»»

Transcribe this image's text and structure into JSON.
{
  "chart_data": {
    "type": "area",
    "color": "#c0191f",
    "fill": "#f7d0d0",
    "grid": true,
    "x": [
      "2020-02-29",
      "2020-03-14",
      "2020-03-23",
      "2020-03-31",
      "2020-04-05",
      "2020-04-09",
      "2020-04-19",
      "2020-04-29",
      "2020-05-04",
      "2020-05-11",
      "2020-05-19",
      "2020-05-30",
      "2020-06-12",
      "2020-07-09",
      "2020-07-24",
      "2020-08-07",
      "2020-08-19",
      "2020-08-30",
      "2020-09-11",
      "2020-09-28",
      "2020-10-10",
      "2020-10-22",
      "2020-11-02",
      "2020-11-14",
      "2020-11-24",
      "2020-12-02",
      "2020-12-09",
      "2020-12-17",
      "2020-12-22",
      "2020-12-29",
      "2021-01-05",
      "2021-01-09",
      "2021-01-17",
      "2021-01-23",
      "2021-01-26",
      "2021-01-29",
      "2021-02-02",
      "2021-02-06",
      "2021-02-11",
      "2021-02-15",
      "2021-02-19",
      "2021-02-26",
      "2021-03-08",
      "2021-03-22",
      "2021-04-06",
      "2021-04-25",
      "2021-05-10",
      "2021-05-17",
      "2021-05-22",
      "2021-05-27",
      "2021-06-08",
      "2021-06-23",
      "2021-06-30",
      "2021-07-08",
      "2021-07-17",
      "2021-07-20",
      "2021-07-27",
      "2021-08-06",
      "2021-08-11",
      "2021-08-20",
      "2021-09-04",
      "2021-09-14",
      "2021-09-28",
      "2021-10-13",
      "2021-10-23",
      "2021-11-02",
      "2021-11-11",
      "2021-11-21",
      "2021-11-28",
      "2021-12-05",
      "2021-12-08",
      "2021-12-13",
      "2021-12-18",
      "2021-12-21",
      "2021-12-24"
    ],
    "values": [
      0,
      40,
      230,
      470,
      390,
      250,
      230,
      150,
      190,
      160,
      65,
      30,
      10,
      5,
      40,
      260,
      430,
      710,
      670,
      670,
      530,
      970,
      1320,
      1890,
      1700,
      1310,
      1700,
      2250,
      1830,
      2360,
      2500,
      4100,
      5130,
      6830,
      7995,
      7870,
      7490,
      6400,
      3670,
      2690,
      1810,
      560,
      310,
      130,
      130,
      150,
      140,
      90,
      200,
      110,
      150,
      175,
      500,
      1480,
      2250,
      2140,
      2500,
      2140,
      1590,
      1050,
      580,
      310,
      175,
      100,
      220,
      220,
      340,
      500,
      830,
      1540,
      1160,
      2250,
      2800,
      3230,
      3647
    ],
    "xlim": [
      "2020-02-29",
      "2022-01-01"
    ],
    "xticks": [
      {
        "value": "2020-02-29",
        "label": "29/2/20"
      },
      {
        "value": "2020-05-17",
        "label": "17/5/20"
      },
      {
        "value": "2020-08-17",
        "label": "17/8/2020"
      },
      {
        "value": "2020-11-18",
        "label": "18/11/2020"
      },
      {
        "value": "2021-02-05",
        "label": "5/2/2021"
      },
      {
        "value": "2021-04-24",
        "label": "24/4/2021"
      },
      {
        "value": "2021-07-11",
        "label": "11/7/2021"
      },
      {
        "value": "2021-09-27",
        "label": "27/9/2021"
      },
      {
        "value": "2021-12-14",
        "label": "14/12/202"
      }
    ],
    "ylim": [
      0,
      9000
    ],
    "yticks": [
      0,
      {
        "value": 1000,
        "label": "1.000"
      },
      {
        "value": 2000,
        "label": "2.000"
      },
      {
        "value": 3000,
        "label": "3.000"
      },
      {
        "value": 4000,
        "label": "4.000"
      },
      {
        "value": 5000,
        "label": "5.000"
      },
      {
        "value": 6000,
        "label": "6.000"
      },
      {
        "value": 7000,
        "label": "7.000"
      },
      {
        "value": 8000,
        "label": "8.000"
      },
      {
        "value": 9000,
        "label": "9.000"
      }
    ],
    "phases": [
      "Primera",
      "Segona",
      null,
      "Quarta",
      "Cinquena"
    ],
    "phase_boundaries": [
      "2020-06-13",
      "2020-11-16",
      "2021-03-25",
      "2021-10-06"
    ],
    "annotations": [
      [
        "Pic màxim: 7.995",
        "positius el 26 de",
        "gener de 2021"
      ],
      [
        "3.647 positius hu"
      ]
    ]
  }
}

««

### [Task prompt]
Take the records above and return them exactly as written.

### [Written solution]
Transcribe this image's text and structure into JSON.
{
  "chart_data": {
    "type": "area",
    "color": "#c0191f",
    "fill": "#f7d0d0",
    "grid": true,
    "x": [
      "2020-02-29",
      "2020-03-14",
      "2020-03-23",
      "2020-03-31",
      "2020-04-05",
      "2020-04-09",
      "2020-04-19",
      "2020-04-29",
      "2020-05-04",
      "2020-05-11",
      "2020-05-19",
      "2020-05-30",
      "2020-06-12",
      "2020-07-09",
      "2020-07-24",
      "2020-08-07",
      "2020-08-19",
      "2020-08-30",
      "2020-09-11",
      "2020-09-28",
      "2020-10-10",
      "2020-10-22",
      "2020-11-02",
      "2020-11-14",
      "2020-11-24",
      "2020-12-02",
      "2020-12-09",
      "2020-12-17",
      "2020-12-22",
      "2020-12-29",
      "2021-01-05",
      "2021-01-09",
      "2021-01-17",
      "2021-01-23",
      "2021-01-26",
      "2021-01-29",
      "2021-02-02",
      "2021-02-06",
      "2021-02-11",
      "2021-02-15",
      "2021-02-19",
      "2021-02-26",
      "2021-03-08",
      "2021-03-22",
      "2021-04-06",
      "2021-04-25",
      "2021-05-10",
      "2021-05-17",
      "2021-05-22",
      "2021-05-27",
      "2021-06-08",
      "2021-06-23",
      "2021-06-30",
      "2021-07-08",
      "2021-07-17",
      "2021-07-20",
      "2021-07-27",
      "2021-08-06",
      "2021-08-11",
      "2021-08-20",
      "2021-09-04",
      "2021-09-14",
      "2021-09-28",
      "2021-10-13",
      "2021-10-23",
      "2021-11-02",
      "2021-11-11",
      "2021-11-21",
      "2021-11-28",
      "2021-12-05",
      "2021-12-08",
      "2021-12-13",
      "2021-12-18",
      "2021-12-21",
      "2021-12-24"
    ],
    "values": [
      0,
      40,
      230,
      470,
      390,
      250,
      230,
      150,
      190,
      160,
      65,
      30,
      10,
      5,
      40,
      260,
      430,
      710,
      670,
      670,
      530,
      970,
      1320,
      1890,
      1700,
      1310,
      1700,
      2250,
      1830,
      2360,
      2500,
      4100,
      5130,
      6830,
      7995,
      7870,
      7490,
      6400,
      3670,
      2690,
      1810,
      560,
      310,
      130,
      130,
      150,
      140,
      90,
      200,
      110,
      150,
      175,
      500,
      1480,
      2250,
      2140,
      2500,
      2140,
      1590,
      1050,
      580,
      310,
      175,
      100,
      220,
      220,
      340,
      500,
      830,
      1540,
      1160,
      2250,
      2800,
      3230,
      3647
    ],
    "xlim": [
      "2020-02-29",
      "2022-01-01"
    ],
    "xticks": [
      {
        "value": "2020-02-29",
        "label": "29/2/20"
      },
      {
        "value": "2020-05-17",
        "label": "17/5/20"
      },
      {
        "value": "2020-08-17",
        "label": "17/8/2020"
      },
      {
        "value": "2020-11-18",
        "label": "18/11/2020"
      },
      {
        "value": "2021-02-05",
        "label": "5/2/2021"
      },
      {
        "value": "2021-04-24",
        "label": "24/4/2021"
      },
      {
        "value": "2021-07-11",
        "label": "11/7/2021"
      },
      {
        "value": "2021-09-27",
        "label": "27/9/2021"
      },
      {
        "value": "2021-12-14",
        "label": "14/12/202"
      }
    ],
    "ylim": [
      0,
      9000
    ],
    "yticks": [
      0,
      {
        "value": 1000,
        "label": "1.000"
      },
      {
        "value": 2000,
        "label": "2.000"
      },
      {
        "value": 3000,
        "label": "3.000"
      },
      {
        "value": 4000,
        "label": "4.000"
      },
      {
        "value": 5000,
        "label": "5.000"
      },
      {
        "value": 6000,
        "label": "6.000"
      },
      {
        "value": 7000,
        "label": "7.000"
      },
      {
        "value": 8000,
        "label": "8.000"
      },
      {
        "value": 9000,
        "label": "9.000"
      }
    ],
    "phases": [
      "Primera",
      "Segona",
      null,
      "Quarta",
      "Cinquena"
    ],
    "phase_boundaries": [
      "2020-06-13",
      "2020-11-16",
      "2021-03-25",
      "2021-10-06"
    ],
    "annotations": [
      [
        "Pic màxim: 7.995",
        "positius el 26 de",
        "gener de 2021"
      ],
      [
        "3.647 positius hu"
      ]
    ]
  }
}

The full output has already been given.